EXERCISE AIM: Please write the listing below out again exactly, leaving every picture behind.

GIVEN DATA:
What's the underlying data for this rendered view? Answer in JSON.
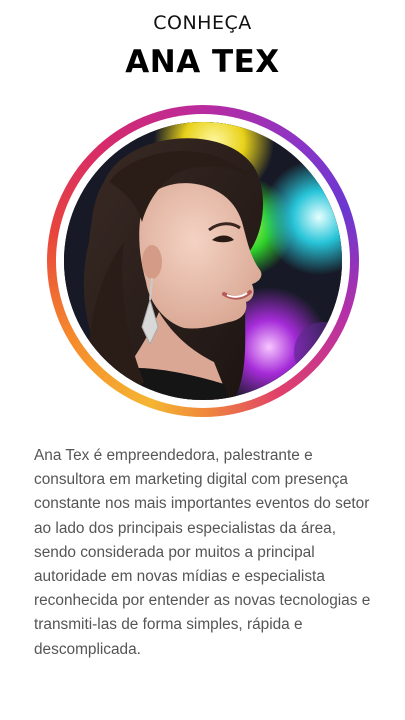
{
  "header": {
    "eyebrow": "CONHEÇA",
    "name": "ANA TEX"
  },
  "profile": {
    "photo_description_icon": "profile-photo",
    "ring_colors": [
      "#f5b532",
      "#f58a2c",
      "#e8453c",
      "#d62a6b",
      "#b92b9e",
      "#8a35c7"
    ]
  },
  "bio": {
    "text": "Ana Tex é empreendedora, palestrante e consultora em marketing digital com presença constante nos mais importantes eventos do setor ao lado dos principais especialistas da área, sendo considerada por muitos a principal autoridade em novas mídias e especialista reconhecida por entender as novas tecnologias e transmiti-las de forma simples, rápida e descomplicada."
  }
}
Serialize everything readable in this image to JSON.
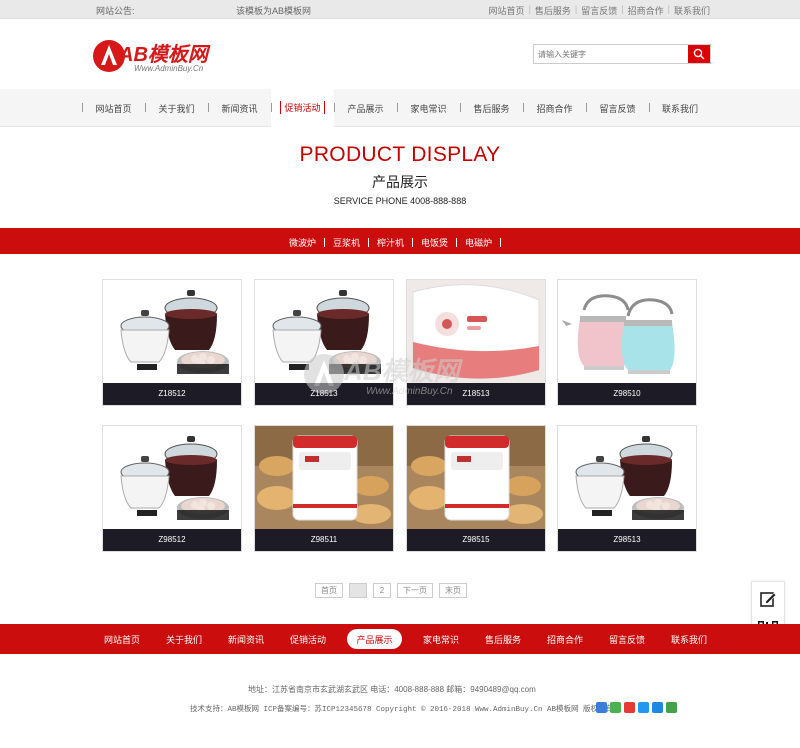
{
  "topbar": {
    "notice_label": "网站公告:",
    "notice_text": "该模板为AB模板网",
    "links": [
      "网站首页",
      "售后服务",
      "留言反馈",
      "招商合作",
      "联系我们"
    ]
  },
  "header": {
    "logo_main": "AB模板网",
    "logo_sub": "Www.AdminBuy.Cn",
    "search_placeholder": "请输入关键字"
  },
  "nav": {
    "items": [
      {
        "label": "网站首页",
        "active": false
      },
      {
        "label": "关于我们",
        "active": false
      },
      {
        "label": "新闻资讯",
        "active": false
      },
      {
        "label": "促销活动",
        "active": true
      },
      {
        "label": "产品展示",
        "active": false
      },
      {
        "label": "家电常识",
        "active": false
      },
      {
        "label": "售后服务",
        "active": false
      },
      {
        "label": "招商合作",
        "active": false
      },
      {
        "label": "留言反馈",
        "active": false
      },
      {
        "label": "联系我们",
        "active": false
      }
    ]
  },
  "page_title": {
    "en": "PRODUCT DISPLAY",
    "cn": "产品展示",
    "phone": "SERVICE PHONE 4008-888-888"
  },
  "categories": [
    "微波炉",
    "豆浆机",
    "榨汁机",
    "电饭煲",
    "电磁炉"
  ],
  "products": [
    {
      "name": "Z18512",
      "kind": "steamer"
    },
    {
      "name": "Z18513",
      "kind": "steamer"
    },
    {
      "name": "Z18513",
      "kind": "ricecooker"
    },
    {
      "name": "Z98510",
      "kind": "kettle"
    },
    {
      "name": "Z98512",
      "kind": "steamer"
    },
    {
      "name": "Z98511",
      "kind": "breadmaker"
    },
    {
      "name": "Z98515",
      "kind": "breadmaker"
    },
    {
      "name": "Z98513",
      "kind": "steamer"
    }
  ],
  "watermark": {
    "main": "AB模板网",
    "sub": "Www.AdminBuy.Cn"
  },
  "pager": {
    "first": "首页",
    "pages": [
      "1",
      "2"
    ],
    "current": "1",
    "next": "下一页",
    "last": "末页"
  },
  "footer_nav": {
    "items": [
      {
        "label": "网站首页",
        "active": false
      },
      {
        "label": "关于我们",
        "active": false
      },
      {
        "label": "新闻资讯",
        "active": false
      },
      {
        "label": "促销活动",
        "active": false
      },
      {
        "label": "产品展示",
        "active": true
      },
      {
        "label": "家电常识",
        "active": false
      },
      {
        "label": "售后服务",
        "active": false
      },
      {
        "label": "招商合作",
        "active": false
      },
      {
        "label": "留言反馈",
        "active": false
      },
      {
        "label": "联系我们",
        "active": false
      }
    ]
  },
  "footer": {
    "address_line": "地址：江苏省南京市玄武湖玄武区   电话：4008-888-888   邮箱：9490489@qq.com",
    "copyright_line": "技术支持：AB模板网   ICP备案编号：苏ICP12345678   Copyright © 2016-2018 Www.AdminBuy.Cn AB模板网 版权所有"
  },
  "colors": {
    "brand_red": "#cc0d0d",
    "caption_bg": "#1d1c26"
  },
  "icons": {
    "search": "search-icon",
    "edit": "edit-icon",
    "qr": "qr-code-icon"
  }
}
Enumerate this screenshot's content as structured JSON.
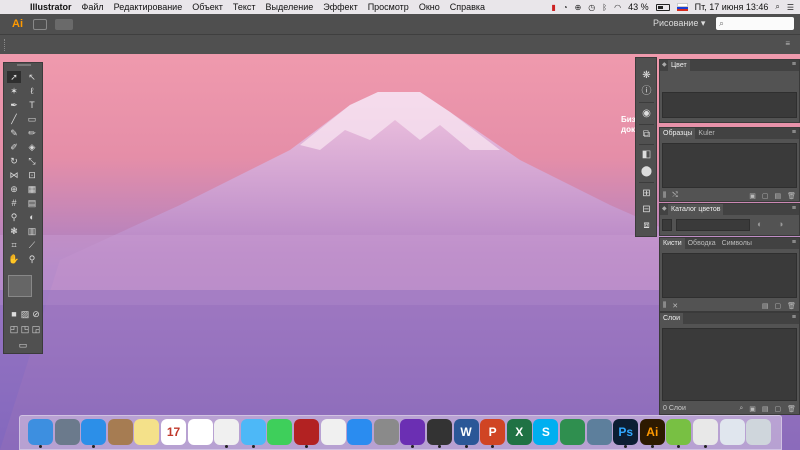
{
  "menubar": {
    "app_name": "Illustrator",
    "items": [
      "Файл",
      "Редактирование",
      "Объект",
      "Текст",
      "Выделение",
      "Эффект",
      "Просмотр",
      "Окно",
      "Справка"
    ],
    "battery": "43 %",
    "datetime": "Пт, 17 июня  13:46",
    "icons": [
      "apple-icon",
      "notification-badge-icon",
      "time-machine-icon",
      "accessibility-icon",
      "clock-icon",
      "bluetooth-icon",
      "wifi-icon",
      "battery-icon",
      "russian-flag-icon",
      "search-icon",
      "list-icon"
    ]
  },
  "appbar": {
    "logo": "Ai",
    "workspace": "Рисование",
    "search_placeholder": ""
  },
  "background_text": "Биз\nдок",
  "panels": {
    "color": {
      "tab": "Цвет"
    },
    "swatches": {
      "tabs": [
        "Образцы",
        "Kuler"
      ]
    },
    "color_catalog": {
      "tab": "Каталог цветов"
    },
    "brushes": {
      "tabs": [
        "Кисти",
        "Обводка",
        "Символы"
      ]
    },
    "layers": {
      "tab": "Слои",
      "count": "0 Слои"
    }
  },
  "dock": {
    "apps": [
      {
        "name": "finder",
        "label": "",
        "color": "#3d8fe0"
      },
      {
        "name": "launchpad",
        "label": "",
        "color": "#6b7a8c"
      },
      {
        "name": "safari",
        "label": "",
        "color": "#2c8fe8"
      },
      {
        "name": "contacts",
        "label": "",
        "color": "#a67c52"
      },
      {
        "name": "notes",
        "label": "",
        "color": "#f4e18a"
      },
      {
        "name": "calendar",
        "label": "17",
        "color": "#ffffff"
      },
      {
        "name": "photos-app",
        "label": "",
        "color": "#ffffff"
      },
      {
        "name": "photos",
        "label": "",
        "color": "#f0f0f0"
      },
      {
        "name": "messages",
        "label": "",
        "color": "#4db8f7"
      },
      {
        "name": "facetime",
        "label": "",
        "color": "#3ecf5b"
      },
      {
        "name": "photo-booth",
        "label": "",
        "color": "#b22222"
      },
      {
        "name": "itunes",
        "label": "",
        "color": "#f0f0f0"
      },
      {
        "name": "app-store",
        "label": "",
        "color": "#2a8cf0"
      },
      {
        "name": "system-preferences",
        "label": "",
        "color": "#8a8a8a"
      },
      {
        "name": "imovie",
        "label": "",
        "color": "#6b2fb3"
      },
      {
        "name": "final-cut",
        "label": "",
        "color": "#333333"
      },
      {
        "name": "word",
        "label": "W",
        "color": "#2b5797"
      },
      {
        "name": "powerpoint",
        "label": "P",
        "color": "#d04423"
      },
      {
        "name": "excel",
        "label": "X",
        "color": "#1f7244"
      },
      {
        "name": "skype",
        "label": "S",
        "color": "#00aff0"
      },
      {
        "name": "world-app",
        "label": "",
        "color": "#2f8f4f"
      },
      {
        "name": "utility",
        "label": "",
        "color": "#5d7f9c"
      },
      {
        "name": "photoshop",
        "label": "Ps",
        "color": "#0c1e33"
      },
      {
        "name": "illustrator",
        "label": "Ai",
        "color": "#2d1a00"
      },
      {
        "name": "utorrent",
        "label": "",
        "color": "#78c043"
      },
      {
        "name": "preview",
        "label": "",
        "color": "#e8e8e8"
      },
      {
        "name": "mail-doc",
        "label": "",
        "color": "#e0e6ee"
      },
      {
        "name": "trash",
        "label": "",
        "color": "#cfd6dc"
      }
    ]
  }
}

TASK SOLUTION:
What's the underlying data for this rendered view? Answer in JSON.
{
  "header": {
    "eyebrow": "CONHEÇA",
    "name": "ANA TEX"
  },
  "profile": {
    "photo_description_icon": "profile-photo",
    "ring_colors": [
      "#f5b532",
      "#f58a2c",
      "#e8453c",
      "#d62a6b",
      "#b92b9e",
      "#8a35c7"
    ]
  },
  "bio": {
    "text": "Ana Tex é empreendedora, palestrante e consultora em marketing digital com presença constante nos mais importantes eventos do setor ao lado dos principais especialistas da área, sendo considerada por muitos a principal autoridade em novas mídias e especialista reconhecida por entender as novas tecnologias e transmiti-las de forma simples, rápida e descomplicada."
  }
}
Serialize everything readable in this image to JSON.
{
  "topbar": {
    "notice_label": "网站公告:",
    "notice_text": "该模板为AB模板网",
    "links": [
      "网站首页",
      "售后服务",
      "留言反馈",
      "招商合作",
      "联系我们"
    ]
  },
  "header": {
    "logo_main": "AB模板网",
    "logo_sub": "Www.AdminBuy.Cn",
    "search_placeholder": "请输入关键字"
  },
  "nav": {
    "items": [
      {
        "label": "网站首页",
        "active": false
      },
      {
        "label": "关于我们",
        "active": false
      },
      {
        "label": "新闻资讯",
        "active": false
      },
      {
        "label": "促销活动",
        "active": true
      },
      {
        "label": "产品展示",
        "active": false
      },
      {
        "label": "家电常识",
        "active": false
      },
      {
        "label": "售后服务",
        "active": false
      },
      {
        "label": "招商合作",
        "active": false
      },
      {
        "label": "留言反馈",
        "active": false
      },
      {
        "label": "联系我们",
        "active": false
      }
    ]
  },
  "page_title": {
    "en": "PRODUCT DISPLAY",
    "cn": "产品展示",
    "phone": "SERVICE PHONE 4008-888-888"
  },
  "categories": [
    "微波炉",
    "豆浆机",
    "榨汁机",
    "电饭煲",
    "电磁炉"
  ],
  "products": [
    {
      "name": "Z18512",
      "kind": "steamer"
    },
    {
      "name": "Z18513",
      "kind": "steamer"
    },
    {
      "name": "Z18513",
      "kind": "ricecooker"
    },
    {
      "name": "Z98510",
      "kind": "kettle"
    },
    {
      "name": "Z98512",
      "kind": "steamer"
    },
    {
      "name": "Z98511",
      "kind": "breadmaker"
    },
    {
      "name": "Z98515",
      "kind": "breadmaker"
    },
    {
      "name": "Z98513",
      "kind": "steamer"
    }
  ],
  "watermark": {
    "main": "AB模板网",
    "sub": "Www.AdminBuy.Cn"
  },
  "pager": {
    "first": "首页",
    "pages": [
      "1",
      "2"
    ],
    "current": "1",
    "next": "下一页",
    "last": "末页"
  },
  "footer_nav": {
    "items": [
      {
        "label": "网站首页",
        "active": false
      },
      {
        "label": "关于我们",
        "active": false
      },
      {
        "label": "新闻资讯",
        "active": false
      },
      {
        "label": "促销活动",
        "active": false
      },
      {
        "label": "产品展示",
        "active": true
      },
      {
        "label": "家电常识",
        "active": false
      },
      {
        "label": "售后服务",
        "active": false
      },
      {
        "label": "招商合作",
        "active": false
      },
      {
        "label": "留言反馈",
        "active": false
      },
      {
        "label": "联系我们",
        "active": false
      }
    ]
  },
  "footer": {
    "address_line": "地址：江苏省南京市玄武湖玄武区   电话：4008-888-888   邮箱：9490489@qq.com",
    "copyright_line": "技术支持：AB模板网   ICP备案编号：苏ICP12345678   Copyright © 2016-2018 Www.AdminBuy.Cn AB模板网 版权所有"
  },
  "colors": {
    "brand_red": "#cc0d0d",
    "caption_bg": "#1d1c26"
  },
  "icons": {
    "search": "search-icon",
    "edit": "edit-icon",
    "qr": "qr-code-icon"
  }
}
Enumerate this screenshot's content as structured JSON.
{
  "menubar": {
    "app_name": "Illustrator",
    "items": [
      "Файл",
      "Редактирование",
      "Объект",
      "Текст",
      "Выделение",
      "Эффект",
      "Просмотр",
      "Окно",
      "Справка"
    ],
    "battery": "43 %",
    "datetime": "Пт, 17 июня  13:46",
    "icons": [
      "apple-icon",
      "notification-badge-icon",
      "time-machine-icon",
      "accessibility-icon",
      "clock-icon",
      "bluetooth-icon",
      "wifi-icon",
      "battery-icon",
      "russian-flag-icon",
      "search-icon",
      "list-icon"
    ]
  },
  "appbar": {
    "logo": "Ai",
    "workspace": "Рисование",
    "search_placeholder": ""
  },
  "background_text": "Биз\nдок",
  "panels": {
    "color": {
      "tab": "Цвет"
    },
    "swatches": {
      "tabs": [
        "Образцы",
        "Kuler"
      ]
    },
    "color_catalog": {
      "tab": "Каталог цветов"
    },
    "brushes": {
      "tabs": [
        "Кисти",
        "Обводка",
        "Символы"
      ]
    },
    "layers": {
      "tab": "Слои",
      "count": "0 Слои"
    }
  },
  "dock": {
    "apps": [
      {
        "name": "finder",
        "label": "",
        "color": "#3d8fe0"
      },
      {
        "name": "launchpad",
        "label": "",
        "color": "#6b7a8c"
      },
      {
        "name": "safari",
        "label": "",
        "color": "#2c8fe8"
      },
      {
        "name": "contacts",
        "label": "",
        "color": "#a67c52"
      },
      {
        "name": "notes",
        "label": "",
        "color": "#f4e18a"
      },
      {
        "name": "calendar",
        "label": "17",
        "color": "#ffffff"
      },
      {
        "name": "photos-app",
        "label": "",
        "color": "#ffffff"
      },
      {
        "name": "photos",
        "label": "",
        "color": "#f0f0f0"
      },
      {
        "name": "messages",
        "label": "",
        "color": "#4db8f7"
      },
      {
        "name": "facetime",
        "label": "",
        "color": "#3ecf5b"
      },
      {
        "name": "photo-booth",
        "label": "",
        "color": "#b22222"
      },
      {
        "name": "itunes",
        "label": "",
        "color": "#f0f0f0"
      },
      {
        "name": "app-store",
        "label": "",
        "color": "#2a8cf0"
      },
      {
        "name": "system-preferences",
        "label": "",
        "color": "#8a8a8a"
      },
      {
        "name": "imovie",
        "label": "",
        "color": "#6b2fb3"
      },
      {
        "name": "final-cut",
        "label": "",
        "color": "#333333"
      },
      {
        "name": "word",
        "label": "W",
        "color": "#2b5797"
      },
      {
        "name": "powerpoint",
        "label": "P",
        "color": "#d04423"
      },
      {
        "name": "excel",
        "label": "X",
        "color": "#1f7244"
      },
      {
        "name": "skype",
        "label": "S",
        "color": "#00aff0"
      },
      {
        "name": "world-app",
        "label": "",
        "color": "#2f8f4f"
      },
      {
        "name": "utility",
        "label": "",
        "color": "#5d7f9c"
      },
      {
        "name": "photoshop",
        "label": "Ps",
        "color": "#0c1e33"
      },
      {
        "name": "illustrator",
        "label": "Ai",
        "color": "#2d1a00"
      },
      {
        "name": "utorrent",
        "label": "",
        "color": "#78c043"
      },
      {
        "name": "preview",
        "label": "",
        "color": "#e8e8e8"
      },
      {
        "name": "mail-doc",
        "label": "",
        "color": "#e0e6ee"
      },
      {
        "name": "trash",
        "label": "",
        "color": "#cfd6dc"
      }
    ]
  }
}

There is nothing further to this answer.